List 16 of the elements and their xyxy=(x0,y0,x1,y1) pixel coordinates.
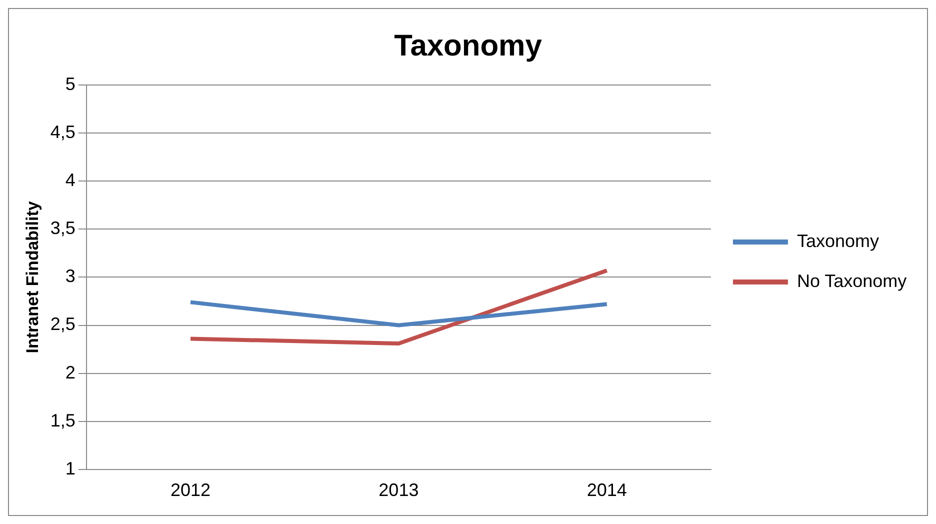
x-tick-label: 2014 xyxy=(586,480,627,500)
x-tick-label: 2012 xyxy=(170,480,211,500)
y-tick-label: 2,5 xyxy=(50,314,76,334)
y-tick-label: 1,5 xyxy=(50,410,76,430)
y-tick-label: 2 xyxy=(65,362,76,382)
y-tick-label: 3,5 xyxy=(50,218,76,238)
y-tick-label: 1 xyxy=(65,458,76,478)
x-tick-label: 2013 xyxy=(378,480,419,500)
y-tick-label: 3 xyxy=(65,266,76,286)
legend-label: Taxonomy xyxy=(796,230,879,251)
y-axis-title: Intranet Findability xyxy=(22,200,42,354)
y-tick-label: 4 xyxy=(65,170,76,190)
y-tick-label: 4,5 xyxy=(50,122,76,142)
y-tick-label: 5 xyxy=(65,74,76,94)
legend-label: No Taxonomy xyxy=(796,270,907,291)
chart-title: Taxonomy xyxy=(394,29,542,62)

□ □ □ □ □

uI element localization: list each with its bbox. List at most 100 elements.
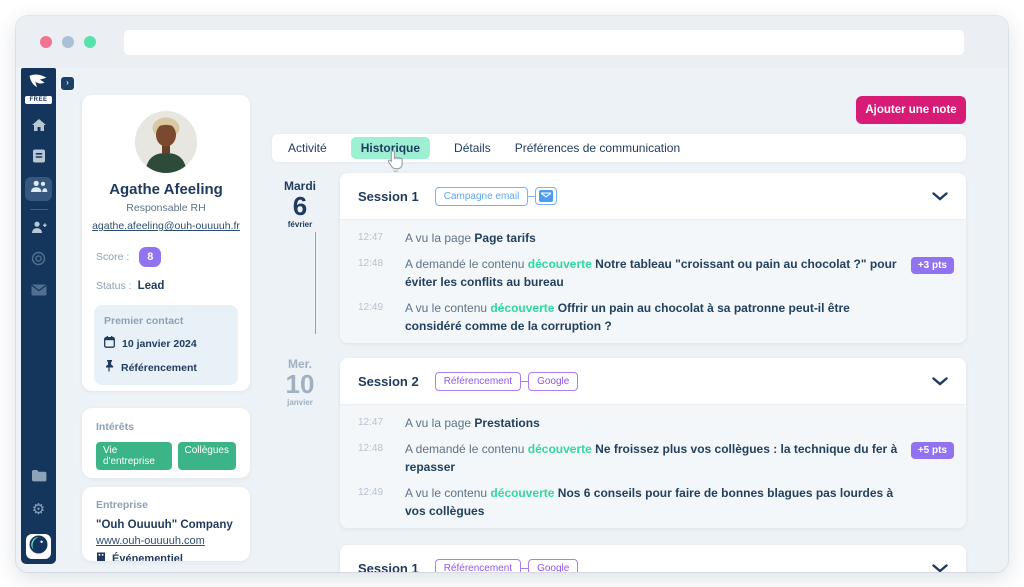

□ □ □ □ □

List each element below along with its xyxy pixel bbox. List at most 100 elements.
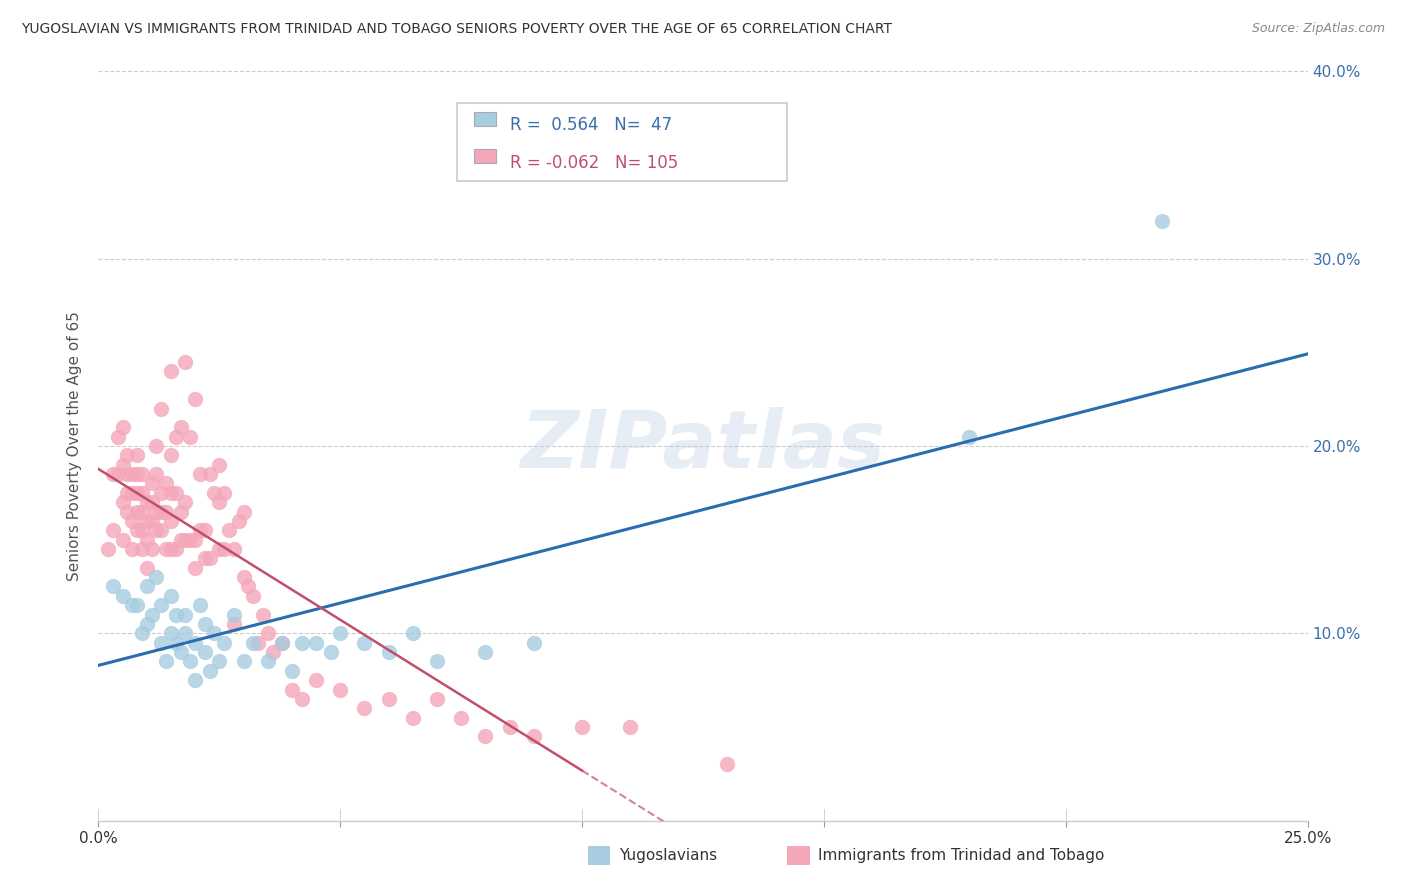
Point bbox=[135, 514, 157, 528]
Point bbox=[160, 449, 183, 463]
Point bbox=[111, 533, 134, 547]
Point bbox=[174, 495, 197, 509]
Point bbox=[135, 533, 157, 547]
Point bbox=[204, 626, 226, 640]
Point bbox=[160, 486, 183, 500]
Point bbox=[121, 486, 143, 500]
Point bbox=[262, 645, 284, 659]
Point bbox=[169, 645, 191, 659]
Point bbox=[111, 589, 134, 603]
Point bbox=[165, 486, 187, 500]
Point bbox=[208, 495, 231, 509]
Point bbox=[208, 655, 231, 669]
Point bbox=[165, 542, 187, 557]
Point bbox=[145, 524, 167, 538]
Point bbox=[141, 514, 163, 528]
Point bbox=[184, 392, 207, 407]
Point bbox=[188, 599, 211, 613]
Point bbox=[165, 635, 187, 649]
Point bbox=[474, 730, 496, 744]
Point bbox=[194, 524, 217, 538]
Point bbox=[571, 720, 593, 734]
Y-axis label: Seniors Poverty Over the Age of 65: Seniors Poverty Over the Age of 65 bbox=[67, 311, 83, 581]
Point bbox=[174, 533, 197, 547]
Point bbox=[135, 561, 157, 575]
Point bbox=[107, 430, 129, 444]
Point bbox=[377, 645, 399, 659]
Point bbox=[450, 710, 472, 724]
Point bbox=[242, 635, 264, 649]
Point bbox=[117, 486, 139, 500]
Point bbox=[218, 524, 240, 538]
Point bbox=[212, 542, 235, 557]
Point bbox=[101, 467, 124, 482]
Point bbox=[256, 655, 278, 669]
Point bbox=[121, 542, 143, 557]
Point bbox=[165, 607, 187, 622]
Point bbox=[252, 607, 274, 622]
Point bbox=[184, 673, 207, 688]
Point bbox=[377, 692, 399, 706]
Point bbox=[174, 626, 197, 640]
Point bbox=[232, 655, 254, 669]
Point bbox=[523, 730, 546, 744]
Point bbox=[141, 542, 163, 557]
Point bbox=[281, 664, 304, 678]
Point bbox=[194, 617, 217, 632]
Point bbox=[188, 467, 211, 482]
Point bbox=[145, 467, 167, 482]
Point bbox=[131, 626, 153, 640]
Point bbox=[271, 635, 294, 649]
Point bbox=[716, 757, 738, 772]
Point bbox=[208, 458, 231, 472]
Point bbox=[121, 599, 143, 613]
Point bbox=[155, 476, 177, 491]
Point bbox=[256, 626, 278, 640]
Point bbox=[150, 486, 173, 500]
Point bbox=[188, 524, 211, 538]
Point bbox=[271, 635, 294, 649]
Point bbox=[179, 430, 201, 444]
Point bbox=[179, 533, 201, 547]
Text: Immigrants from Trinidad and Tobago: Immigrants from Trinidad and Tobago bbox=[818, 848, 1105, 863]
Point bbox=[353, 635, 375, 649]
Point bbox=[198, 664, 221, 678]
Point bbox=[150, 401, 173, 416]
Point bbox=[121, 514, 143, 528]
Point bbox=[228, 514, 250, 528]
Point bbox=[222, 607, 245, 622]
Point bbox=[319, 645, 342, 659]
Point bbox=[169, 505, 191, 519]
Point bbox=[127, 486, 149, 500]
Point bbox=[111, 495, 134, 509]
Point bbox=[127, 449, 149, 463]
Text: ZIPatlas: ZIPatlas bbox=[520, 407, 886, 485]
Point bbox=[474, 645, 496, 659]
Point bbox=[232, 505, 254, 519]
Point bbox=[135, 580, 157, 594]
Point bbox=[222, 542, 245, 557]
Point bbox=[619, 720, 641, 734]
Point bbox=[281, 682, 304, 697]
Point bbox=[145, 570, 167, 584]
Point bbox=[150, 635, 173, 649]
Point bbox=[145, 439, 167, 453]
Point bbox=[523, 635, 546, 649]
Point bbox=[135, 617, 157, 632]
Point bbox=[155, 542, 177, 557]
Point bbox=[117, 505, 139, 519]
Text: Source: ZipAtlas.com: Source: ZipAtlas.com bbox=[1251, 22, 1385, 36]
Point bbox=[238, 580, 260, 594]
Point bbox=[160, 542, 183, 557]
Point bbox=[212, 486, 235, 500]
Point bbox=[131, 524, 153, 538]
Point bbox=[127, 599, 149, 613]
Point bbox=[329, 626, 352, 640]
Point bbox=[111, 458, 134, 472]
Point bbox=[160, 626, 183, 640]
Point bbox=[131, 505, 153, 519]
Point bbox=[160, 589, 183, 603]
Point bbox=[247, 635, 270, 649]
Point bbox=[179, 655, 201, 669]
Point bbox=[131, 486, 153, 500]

□ □ □ □ □

● Stated exercise
Rewrite the entries from the line with "List 16 of the" up to and including the line with "legend-label: No Taxonomy", replacing "x-tick-label" with "x-axis-label" and keeping everything else the same. Give back only those lines and leave the pictures out.

● Solution to the exercise
List 16 of the elements and their xyxy=(x0,y0,x1,y1) pixel coordinates.
x-axis-label: 2014 xyxy=(586,480,627,500)
x-axis-label: 2012 xyxy=(170,480,211,500)
y-tick-label: 2,5 xyxy=(50,314,76,334)
y-tick-label: 1,5 xyxy=(50,410,76,430)
y-tick-label: 2 xyxy=(65,362,76,382)
y-tick-label: 3,5 xyxy=(50,218,76,238)
y-tick-label: 1 xyxy=(65,458,76,478)
x-axis-label: 2013 xyxy=(378,480,419,500)
y-tick-label: 3 xyxy=(65,266,76,286)
legend-label: Taxonomy xyxy=(796,230,879,251)
y-axis-title: Intranet Findability xyxy=(22,200,42,354)
y-tick-label: 4 xyxy=(65,170,76,190)
y-tick-label: 4,5 xyxy=(50,122,76,142)
y-tick-label: 5 xyxy=(65,74,76,94)
legend-label: No Taxonomy xyxy=(796,270,907,291)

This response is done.